• [RECORDS FOR THIS EXERCISE]:

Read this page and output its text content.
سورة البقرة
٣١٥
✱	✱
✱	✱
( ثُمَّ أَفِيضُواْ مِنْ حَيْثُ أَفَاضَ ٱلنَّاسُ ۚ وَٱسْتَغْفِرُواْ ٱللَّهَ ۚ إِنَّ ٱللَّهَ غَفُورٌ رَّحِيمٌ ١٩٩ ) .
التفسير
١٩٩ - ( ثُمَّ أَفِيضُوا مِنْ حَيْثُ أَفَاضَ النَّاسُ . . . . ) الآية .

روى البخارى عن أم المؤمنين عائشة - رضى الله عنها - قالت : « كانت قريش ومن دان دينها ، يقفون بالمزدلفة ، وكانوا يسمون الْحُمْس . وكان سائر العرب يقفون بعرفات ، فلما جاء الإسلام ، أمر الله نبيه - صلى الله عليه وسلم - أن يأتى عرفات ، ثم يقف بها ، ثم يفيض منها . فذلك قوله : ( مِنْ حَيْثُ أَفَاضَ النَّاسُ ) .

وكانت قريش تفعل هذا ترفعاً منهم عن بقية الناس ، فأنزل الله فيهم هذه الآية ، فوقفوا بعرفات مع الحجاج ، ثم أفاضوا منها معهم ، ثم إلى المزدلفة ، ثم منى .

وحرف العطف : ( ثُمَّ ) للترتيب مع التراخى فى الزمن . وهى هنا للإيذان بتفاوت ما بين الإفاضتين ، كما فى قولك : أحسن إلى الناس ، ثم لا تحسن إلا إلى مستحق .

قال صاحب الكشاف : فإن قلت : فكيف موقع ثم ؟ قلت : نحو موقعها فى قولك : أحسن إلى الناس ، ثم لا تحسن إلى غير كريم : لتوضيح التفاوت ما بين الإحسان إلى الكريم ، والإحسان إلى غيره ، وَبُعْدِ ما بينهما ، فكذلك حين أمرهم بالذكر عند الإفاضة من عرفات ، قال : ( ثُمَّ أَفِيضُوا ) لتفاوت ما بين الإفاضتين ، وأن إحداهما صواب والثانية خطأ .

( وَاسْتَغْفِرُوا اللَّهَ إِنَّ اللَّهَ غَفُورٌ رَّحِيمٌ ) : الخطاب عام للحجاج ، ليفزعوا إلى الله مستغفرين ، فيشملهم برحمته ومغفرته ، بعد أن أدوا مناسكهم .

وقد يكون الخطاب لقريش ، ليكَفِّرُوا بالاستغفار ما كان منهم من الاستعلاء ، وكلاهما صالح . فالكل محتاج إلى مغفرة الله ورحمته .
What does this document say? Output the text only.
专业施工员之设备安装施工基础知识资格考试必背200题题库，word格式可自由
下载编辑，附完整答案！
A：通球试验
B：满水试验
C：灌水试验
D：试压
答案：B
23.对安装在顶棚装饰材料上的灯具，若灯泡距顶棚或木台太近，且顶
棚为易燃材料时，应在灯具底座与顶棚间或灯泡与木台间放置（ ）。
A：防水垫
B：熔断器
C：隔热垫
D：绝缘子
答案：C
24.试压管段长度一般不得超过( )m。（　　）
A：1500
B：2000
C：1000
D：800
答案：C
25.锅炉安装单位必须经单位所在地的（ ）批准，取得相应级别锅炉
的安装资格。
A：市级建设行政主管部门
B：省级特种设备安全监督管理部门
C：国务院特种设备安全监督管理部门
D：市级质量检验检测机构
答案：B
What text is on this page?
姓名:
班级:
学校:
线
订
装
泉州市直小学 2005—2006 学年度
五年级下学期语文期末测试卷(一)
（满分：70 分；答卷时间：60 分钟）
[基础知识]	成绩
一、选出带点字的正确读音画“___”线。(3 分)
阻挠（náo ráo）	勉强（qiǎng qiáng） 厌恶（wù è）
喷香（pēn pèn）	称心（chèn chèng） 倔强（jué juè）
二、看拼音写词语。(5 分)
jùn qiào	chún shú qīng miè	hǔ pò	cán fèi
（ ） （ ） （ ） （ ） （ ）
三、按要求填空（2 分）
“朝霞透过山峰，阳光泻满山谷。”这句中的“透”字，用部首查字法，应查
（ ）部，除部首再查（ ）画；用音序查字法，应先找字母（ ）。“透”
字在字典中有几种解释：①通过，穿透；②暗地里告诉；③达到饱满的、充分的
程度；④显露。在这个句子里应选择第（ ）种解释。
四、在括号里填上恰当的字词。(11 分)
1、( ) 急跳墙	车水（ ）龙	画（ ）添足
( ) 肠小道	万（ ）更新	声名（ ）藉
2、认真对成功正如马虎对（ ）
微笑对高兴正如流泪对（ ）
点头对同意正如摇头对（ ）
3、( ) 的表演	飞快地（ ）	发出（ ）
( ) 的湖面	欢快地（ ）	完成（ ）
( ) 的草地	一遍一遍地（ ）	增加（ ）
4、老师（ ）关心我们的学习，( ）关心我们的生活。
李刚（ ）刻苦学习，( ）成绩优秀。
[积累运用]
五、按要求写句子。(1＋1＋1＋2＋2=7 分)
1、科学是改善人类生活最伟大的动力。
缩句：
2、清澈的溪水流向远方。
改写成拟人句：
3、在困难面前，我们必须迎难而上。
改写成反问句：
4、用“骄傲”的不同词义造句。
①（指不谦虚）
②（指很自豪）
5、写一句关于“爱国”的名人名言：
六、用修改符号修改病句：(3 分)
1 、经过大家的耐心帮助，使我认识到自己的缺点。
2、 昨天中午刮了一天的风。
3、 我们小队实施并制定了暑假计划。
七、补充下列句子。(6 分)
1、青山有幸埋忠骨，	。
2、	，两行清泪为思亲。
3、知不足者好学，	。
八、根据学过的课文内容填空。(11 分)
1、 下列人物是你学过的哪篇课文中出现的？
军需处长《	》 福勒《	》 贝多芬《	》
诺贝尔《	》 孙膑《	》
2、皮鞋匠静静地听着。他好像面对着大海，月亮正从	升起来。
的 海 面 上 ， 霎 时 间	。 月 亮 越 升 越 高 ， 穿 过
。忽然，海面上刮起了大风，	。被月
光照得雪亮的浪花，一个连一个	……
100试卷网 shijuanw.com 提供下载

• [GOAL OF THE EXERCISE]: Copy every line verbatim.

• [COMPLETE ANSWER]:
Read this page and output its text content.
سورة البقرة
٣١٥
✱	✱
✱	✱
( ثُمَّ أَفِيضُواْ مِنْ حَيْثُ أَفَاضَ ٱلنَّاسُ ۚ وَٱسْتَغْفِرُواْ ٱللَّهَ ۚ إِنَّ ٱللَّهَ غَفُورٌ رَّحِيمٌ ١٩٩ ) .
التفسير
١٩٩ - ( ثُمَّ أَفِيضُوا مِنْ حَيْثُ أَفَاضَ النَّاسُ . . . . ) الآية .

روى البخارى عن أم المؤمنين عائشة - رضى الله عنها - قالت : « كانت قريش ومن دان دينها ، يقفون بالمزدلفة ، وكانوا يسمون الْحُمْس . وكان سائر العرب يقفون بعرفات ، فلما جاء الإسلام ، أمر الله نبيه - صلى الله عليه وسلم - أن يأتى عرفات ، ثم يقف بها ، ثم يفيض منها . فذلك قوله : ( مِنْ حَيْثُ أَفَاضَ النَّاسُ ) .

وكانت قريش تفعل هذا ترفعاً منهم عن بقية الناس ، فأنزل الله فيهم هذه الآية ، فوقفوا بعرفات مع الحجاج ، ثم أفاضوا منها معهم ، ثم إلى المزدلفة ، ثم منى .

وحرف العطف : ( ثُمَّ ) للترتيب مع التراخى فى الزمن . وهى هنا للإيذان بتفاوت ما بين الإفاضتين ، كما فى قولك : أحسن إلى الناس ، ثم لا تحسن إلا إلى مستحق .

قال صاحب الكشاف : فإن قلت : فكيف موقع ثم ؟ قلت : نحو موقعها فى قولك : أحسن إلى الناس ، ثم لا تحسن إلى غير كريم : لتوضيح التفاوت ما بين الإحسان إلى الكريم ، والإحسان إلى غيره ، وَبُعْدِ ما بينهما ، فكذلك حين أمرهم بالذكر عند الإفاضة من عرفات ، قال : ( ثُمَّ أَفِيضُوا ) لتفاوت ما بين الإفاضتين ، وأن إحداهما صواب والثانية خطأ .

( وَاسْتَغْفِرُوا اللَّهَ إِنَّ اللَّهَ غَفُورٌ رَّحِيمٌ ) : الخطاب عام للحجاج ، ليفزعوا إلى الله مستغفرين ، فيشملهم برحمته ومغفرته ، بعد أن أدوا مناسكهم .

وقد يكون الخطاب لقريش ، ليكَفِّرُوا بالاستغفار ما كان منهم من الاستعلاء ، وكلاهما صالح . فالكل محتاج إلى مغفرة الله ورحمته .
What does this document say? Output the text only.
专业施工员之设备安装施工基础知识资格考试必背200题题库，word格式可自由
下载编辑，附完整答案！
A：通球试验
B：满水试验
C：灌水试验
D：试压
答案：B
23.对安装在顶棚装饰材料上的灯具，若灯泡距顶棚或木台太近，且顶
棚为易燃材料时，应在灯具底座与顶棚间或灯泡与木台间放置（ ）。
A：防水垫
B：熔断器
C：隔热垫
D：绝缘子
答案：C
24.试压管段长度一般不得超过( )m。（　　）
A：1500
B：2000
C：1000
D：800
答案：C
25.锅炉安装单位必须经单位所在地的（ ）批准，取得相应级别锅炉
的安装资格。
A：市级建设行政主管部门
B：省级特种设备安全监督管理部门
C：国务院特种设备安全监督管理部门
D：市级质量检验检测机构
答案：B
What text is on this page?
姓名:
班级:
学校:
线
订
装
泉州市直小学 2005—2006 学年度
五年级下学期语文期末测试卷(一)
（满分：70 分；答卷时间：60 分钟）
[基础知识]	成绩
一、选出带点字的正确读音画“___”线。(3 分)
阻挠（náo ráo）	勉强（qiǎng qiáng） 厌恶（wù è）
喷香（pēn pèn）	称心（chèn chèng） 倔强（jué juè）
二、看拼音写词语。(5 分)
jùn qiào	chún shú qīng miè	hǔ pò	cán fèi
（ ） （ ） （ ） （ ） （ ）
三、按要求填空（2 分）
“朝霞透过山峰，阳光泻满山谷。”这句中的“透”字，用部首查字法，应查
（ ）部，除部首再查（ ）画；用音序查字法，应先找字母（ ）。“透”
字在字典中有几种解释：①通过，穿透；②暗地里告诉；③达到饱满的、充分的
程度；④显露。在这个句子里应选择第（ ）种解释。
四、在括号里填上恰当的字词。(11 分)
1、( ) 急跳墙	车水（ ）龙	画（ ）添足
( ) 肠小道	万（ ）更新	声名（ ）藉
2、认真对成功正如马虎对（ ）
微笑对高兴正如流泪对（ ）
点头对同意正如摇头对（ ）
3、( ) 的表演	飞快地（ ）	发出（ ）
( ) 的湖面	欢快地（ ）	完成（ ）
( ) 的草地	一遍一遍地（ ）	增加（ ）
4、老师（ ）关心我们的学习，( ）关心我们的生活。
李刚（ ）刻苦学习，( ）成绩优秀。
[积累运用]
五、按要求写句子。(1＋1＋1＋2＋2=7 分)
1、科学是改善人类生活最伟大的动力。
缩句：
2、清澈的溪水流向远方。
改写成拟人句：
3、在困难面前，我们必须迎难而上。
改写成反问句：
4、用“骄傲”的不同词义造句。
①（指不谦虚）
②（指很自豪）
5、写一句关于“爱国”的名人名言：
六、用修改符号修改病句：(3 分)
1 、经过大家的耐心帮助，使我认识到自己的缺点。
2、 昨天中午刮了一天的风。
3、 我们小队实施并制定了暑假计划。
七、补充下列句子。(6 分)
1、青山有幸埋忠骨，	。
2、	，两行清泪为思亲。
3、知不足者好学，	。
八、根据学过的课文内容填空。(11 分)
1、 下列人物是你学过的哪篇课文中出现的？
军需处长《	》 福勒《	》 贝多芬《	》
诺贝尔《	》 孙膑《	》
2、皮鞋匠静静地听着。他好像面对着大海，月亮正从	升起来。
的 海 面 上 ， 霎 时 间	。 月 亮 越 升 越 高 ， 穿 过
。忽然，海面上刮起了大风，	。被月
光照得雪亮的浪花，一个连一个	……
100试卷网 shijuanw.com 提供下载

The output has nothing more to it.